DATA FOR PROCESSING |
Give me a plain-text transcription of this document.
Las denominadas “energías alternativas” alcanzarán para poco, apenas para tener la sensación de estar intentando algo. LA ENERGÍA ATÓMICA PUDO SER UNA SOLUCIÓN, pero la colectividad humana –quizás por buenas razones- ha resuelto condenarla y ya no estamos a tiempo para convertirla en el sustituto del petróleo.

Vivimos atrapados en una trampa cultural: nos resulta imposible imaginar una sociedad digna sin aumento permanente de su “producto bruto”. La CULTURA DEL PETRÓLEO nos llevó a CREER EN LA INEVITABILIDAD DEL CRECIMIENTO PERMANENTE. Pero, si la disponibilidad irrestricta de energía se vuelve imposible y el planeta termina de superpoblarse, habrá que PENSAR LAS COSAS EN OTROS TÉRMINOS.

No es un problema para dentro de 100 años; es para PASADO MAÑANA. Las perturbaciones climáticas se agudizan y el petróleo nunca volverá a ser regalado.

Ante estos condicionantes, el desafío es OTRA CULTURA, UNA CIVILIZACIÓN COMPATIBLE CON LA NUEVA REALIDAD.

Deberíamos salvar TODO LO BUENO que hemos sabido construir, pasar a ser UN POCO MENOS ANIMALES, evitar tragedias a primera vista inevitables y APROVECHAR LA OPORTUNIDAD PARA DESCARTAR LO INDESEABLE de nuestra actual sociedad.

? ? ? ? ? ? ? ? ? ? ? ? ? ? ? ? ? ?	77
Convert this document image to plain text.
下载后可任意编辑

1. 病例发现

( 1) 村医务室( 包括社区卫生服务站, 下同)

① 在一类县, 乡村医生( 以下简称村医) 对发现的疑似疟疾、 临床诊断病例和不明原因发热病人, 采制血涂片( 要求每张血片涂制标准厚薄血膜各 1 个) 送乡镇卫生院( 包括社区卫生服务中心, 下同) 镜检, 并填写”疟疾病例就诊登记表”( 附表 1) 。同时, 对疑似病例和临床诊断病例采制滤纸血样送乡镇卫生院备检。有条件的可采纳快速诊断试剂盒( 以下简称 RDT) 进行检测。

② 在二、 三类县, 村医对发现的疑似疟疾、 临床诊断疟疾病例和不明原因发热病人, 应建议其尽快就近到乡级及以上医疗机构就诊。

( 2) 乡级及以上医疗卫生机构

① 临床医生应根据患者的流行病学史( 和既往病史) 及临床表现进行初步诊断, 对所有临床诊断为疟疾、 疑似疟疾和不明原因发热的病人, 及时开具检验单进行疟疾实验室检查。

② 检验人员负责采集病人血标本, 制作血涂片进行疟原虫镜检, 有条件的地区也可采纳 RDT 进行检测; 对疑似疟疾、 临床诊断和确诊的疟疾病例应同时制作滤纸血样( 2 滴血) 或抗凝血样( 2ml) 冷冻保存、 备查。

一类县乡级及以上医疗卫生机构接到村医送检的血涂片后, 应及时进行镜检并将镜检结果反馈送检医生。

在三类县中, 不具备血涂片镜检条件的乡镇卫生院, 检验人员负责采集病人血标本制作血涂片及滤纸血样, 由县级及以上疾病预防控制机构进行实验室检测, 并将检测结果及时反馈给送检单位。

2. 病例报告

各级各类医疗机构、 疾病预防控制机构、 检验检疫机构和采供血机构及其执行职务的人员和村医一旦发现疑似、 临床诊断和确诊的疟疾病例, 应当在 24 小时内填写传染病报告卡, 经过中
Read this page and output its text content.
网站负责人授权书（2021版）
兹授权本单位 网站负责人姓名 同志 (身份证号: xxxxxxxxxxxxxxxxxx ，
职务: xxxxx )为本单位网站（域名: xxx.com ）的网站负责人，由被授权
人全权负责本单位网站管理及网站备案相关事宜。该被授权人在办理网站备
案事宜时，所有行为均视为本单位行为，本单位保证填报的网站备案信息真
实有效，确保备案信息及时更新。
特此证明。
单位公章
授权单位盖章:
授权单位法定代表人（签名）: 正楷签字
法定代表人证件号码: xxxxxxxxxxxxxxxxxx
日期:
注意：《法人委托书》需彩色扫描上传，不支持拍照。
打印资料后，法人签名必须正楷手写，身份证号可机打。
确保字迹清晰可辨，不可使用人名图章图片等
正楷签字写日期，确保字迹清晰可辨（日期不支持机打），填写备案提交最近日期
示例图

PROBLEM TO WORK ON |
Reproduce all of the entries word for word.

RESPONSE BELOW |
Give me a plain-text transcription of this document.
Las denominadas “energías alternativas” alcanzarán para poco, apenas para tener la sensación de estar intentando algo. LA ENERGÍA ATÓMICA PUDO SER UNA SOLUCIÓN, pero la colectividad humana –quizás por buenas razones- ha resuelto condenarla y ya no estamos a tiempo para convertirla en el sustituto del petróleo.

Vivimos atrapados en una trampa cultural: nos resulta imposible imaginar una sociedad digna sin aumento permanente de su “producto bruto”. La CULTURA DEL PETRÓLEO nos llevó a CREER EN LA INEVITABILIDAD DEL CRECIMIENTO PERMANENTE. Pero, si la disponibilidad irrestricta de energía se vuelve imposible y el planeta termina de superpoblarse, habrá que PENSAR LAS COSAS EN OTROS TÉRMINOS.

No es un problema para dentro de 100 años; es para PASADO MAÑANA. Las perturbaciones climáticas se agudizan y el petróleo nunca volverá a ser regalado.

Ante estos condicionantes, el desafío es OTRA CULTURA, UNA CIVILIZACIÓN COMPATIBLE CON LA NUEVA REALIDAD.

Deberíamos salvar TODO LO BUENO que hemos sabido construir, pasar a ser UN POCO MENOS ANIMALES, evitar tragedias a primera vista inevitables y APROVECHAR LA OPORTUNIDAD PARA DESCARTAR LO INDESEABLE de nuestra actual sociedad.

? ? ? ? ? ? ? ? ? ? ? ? ? ? ? ? ? ?	77
Convert this document image to plain text.
下载后可任意编辑

1. 病例发现

( 1) 村医务室( 包括社区卫生服务站, 下同)

① 在一类县, 乡村医生( 以下简称村医) 对发现的疑似疟疾、 临床诊断病例和不明原因发热病人, 采制血涂片( 要求每张血片涂制标准厚薄血膜各 1 个) 送乡镇卫生院( 包括社区卫生服务中心, 下同) 镜检, 并填写”疟疾病例就诊登记表”( 附表 1) 。同时, 对疑似病例和临床诊断病例采制滤纸血样送乡镇卫生院备检。有条件的可采纳快速诊断试剂盒( 以下简称 RDT) 进行检测。

② 在二、 三类县, 村医对发现的疑似疟疾、 临床诊断疟疾病例和不明原因发热病人, 应建议其尽快就近到乡级及以上医疗机构就诊。

( 2) 乡级及以上医疗卫生机构

① 临床医生应根据患者的流行病学史( 和既往病史) 及临床表现进行初步诊断, 对所有临床诊断为疟疾、 疑似疟疾和不明原因发热的病人, 及时开具检验单进行疟疾实验室检查。

② 检验人员负责采集病人血标本, 制作血涂片进行疟原虫镜检, 有条件的地区也可采纳 RDT 进行检测; 对疑似疟疾、 临床诊断和确诊的疟疾病例应同时制作滤纸血样( 2 滴血) 或抗凝血样( 2ml) 冷冻保存、 备查。

一类县乡级及以上医疗卫生机构接到村医送检的血涂片后, 应及时进行镜检并将镜检结果反馈送检医生。

在三类县中, 不具备血涂片镜检条件的乡镇卫生院, 检验人员负责采集病人血标本制作血涂片及滤纸血样, 由县级及以上疾病预防控制机构进行实验室检测, 并将检测结果及时反馈给送检单位。

2. 病例报告

各级各类医疗机构、 疾病预防控制机构、 检验检疫机构和采供血机构及其执行职务的人员和村医一旦发现疑似、 临床诊断和确诊的疟疾病例, 应当在 24 小时内填写传染病报告卡, 经过中
Read this page and output its text content.
网站负责人授权书（2021版）
兹授权本单位 网站负责人姓名 同志 (身份证号: xxxxxxxxxxxxxxxxxx ，
职务: xxxxx )为本单位网站（域名: xxx.com ）的网站负责人，由被授权
人全权负责本单位网站管理及网站备案相关事宜。该被授权人在办理网站备
案事宜时，所有行为均视为本单位行为，本单位保证填报的网站备案信息真
实有效，确保备案信息及时更新。
特此证明。
单位公章
授权单位盖章:
授权单位法定代表人（签名）: 正楷签字
法定代表人证件号码: xxxxxxxxxxxxxxxxxx
日期:
注意：《法人委托书》需彩色扫描上传，不支持拍照。
打印资料后，法人签名必须正楷手写，身份证号可机打。
确保字迹清晰可辨，不可使用人名图章图片等
正楷签字写日期，确保字迹清晰可辨（日期不支持机打），填写备案提交最近日期
示例图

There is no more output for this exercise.